Element region listings:
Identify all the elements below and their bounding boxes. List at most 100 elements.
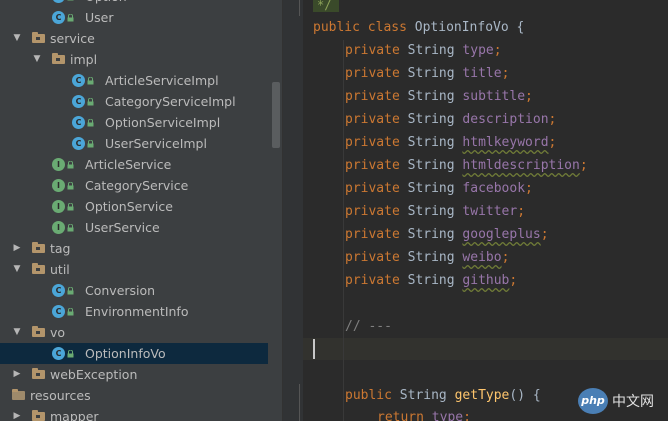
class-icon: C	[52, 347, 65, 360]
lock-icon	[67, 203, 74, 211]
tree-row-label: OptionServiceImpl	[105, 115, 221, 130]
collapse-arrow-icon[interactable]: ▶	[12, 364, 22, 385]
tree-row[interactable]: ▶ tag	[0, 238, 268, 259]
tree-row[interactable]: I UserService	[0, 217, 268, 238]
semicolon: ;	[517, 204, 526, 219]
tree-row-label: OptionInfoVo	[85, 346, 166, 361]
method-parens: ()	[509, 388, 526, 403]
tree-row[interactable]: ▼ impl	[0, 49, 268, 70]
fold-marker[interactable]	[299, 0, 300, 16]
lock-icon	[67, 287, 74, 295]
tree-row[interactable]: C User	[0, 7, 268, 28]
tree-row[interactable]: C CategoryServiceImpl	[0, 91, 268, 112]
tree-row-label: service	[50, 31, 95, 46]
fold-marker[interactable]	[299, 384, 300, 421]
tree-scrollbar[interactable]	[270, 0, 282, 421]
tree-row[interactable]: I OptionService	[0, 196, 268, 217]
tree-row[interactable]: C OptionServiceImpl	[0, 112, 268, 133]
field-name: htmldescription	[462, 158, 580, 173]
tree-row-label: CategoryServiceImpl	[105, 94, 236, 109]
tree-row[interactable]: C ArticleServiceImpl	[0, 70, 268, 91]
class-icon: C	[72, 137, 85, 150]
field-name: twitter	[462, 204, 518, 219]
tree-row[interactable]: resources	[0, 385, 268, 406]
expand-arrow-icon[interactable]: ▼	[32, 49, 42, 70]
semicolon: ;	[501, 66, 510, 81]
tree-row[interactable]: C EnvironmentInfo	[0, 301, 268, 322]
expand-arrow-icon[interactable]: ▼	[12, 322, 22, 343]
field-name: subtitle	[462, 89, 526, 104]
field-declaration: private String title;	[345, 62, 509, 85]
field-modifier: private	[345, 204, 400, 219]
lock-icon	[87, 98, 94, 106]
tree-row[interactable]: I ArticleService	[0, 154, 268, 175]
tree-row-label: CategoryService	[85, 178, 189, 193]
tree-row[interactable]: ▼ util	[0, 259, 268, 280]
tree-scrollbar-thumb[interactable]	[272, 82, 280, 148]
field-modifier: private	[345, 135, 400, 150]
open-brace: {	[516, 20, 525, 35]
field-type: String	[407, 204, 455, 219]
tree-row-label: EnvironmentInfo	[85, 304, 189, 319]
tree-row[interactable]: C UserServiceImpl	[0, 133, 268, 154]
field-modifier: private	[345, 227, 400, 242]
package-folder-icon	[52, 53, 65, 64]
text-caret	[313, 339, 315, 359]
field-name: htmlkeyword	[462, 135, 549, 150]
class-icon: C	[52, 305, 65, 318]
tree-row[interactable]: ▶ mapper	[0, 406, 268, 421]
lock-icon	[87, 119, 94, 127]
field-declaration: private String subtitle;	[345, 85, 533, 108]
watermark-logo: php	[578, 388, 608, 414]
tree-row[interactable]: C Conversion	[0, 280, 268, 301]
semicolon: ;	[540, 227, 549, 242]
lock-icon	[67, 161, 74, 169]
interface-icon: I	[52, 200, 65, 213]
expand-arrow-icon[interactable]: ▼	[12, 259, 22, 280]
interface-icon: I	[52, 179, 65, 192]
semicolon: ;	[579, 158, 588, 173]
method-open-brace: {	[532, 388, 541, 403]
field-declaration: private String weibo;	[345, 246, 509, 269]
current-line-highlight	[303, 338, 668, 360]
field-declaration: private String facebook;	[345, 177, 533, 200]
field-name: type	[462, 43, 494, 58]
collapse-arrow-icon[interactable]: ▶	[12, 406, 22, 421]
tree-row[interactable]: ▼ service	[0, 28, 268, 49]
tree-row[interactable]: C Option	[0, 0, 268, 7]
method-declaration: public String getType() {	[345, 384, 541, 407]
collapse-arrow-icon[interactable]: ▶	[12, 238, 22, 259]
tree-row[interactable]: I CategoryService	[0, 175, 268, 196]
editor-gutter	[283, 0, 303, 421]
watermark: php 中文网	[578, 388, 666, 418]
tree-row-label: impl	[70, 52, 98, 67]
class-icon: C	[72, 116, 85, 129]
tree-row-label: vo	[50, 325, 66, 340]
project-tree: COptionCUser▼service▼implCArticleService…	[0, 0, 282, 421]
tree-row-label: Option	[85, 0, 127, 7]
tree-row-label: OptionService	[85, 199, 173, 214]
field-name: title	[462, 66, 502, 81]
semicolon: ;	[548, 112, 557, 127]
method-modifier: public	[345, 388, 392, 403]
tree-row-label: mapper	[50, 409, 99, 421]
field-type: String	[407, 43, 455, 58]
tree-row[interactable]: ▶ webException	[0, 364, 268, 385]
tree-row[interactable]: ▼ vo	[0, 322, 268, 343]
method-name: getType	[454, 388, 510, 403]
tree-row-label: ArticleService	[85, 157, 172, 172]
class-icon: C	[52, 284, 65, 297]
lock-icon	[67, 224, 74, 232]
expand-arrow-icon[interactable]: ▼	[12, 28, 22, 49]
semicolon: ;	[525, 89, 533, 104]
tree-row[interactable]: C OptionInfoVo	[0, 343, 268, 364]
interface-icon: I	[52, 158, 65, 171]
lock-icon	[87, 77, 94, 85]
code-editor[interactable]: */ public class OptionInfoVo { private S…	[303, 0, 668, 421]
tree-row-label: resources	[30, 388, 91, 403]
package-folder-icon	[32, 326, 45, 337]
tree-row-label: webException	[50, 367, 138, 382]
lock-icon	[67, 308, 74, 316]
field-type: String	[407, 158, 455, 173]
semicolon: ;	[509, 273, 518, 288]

> EXERCISE AIM: Please quote the items from the line that contains "347, 65, 360]" through the line that contains "82, 280, 148]", keeping both of those lines.

> OUTPUT OF THE TASK:
class-icon: C	[52, 347, 65, 360]
lock-icon	[67, 203, 74, 211]
tree-row-label: OptionServiceImpl	[105, 115, 221, 130]
collapse-arrow-icon[interactable]: ▶	[12, 364, 22, 385]
tree-row[interactable]: ▶ tag	[0, 238, 268, 259]
tree-row[interactable]: I UserService	[0, 217, 268, 238]
semicolon: ;	[517, 204, 526, 219]
tree-row-label: OptionInfoVo	[85, 346, 166, 361]
method-parens: ()	[509, 388, 526, 403]
tree-row[interactable]: ▼ impl	[0, 49, 268, 70]
fold-marker[interactable]	[299, 0, 300, 16]
lock-icon	[67, 287, 74, 295]
tree-row[interactable]: C User	[0, 7, 268, 28]
tree-row[interactable]: C CategoryServiceImpl	[0, 91, 268, 112]
tree-row-label: service	[50, 31, 95, 46]
fold-marker[interactable]	[299, 384, 300, 421]
tree-scrollbar[interactable]	[270, 0, 282, 421]
tree-row[interactable]: I OptionService	[0, 196, 268, 217]
tree-row[interactable]: C OptionServiceImpl	[0, 112, 268, 133]
field-name: htmldescription	[462, 158, 580, 173]
tree-row-label: CategoryServiceImpl	[105, 94, 236, 109]
tree-row[interactable]: C ArticleServiceImpl	[0, 70, 268, 91]
class-icon: C	[72, 137, 85, 150]
field-name: twitter	[462, 204, 518, 219]
tree-row[interactable]: resources	[0, 385, 268, 406]
expand-arrow-icon[interactable]: ▼	[32, 49, 42, 70]
semicolon: ;	[501, 66, 510, 81]
tree-row[interactable]: C EnvironmentInfo	[0, 301, 268, 322]
expand-arrow-icon[interactable]: ▼	[12, 322, 22, 343]
field-name: subtitle	[462, 89, 526, 104]
field-declaration: private String title;	[345, 62, 509, 85]
field-modifier: private	[345, 204, 400, 219]
lock-icon	[87, 98, 94, 106]
tree-row[interactable]: I ArticleService	[0, 154, 268, 175]
tree-row-label: CategoryService	[85, 178, 189, 193]
tree-row[interactable]: ▼ util	[0, 259, 268, 280]
tree-scrollbar-thumb[interactable]	[272, 82, 280, 148]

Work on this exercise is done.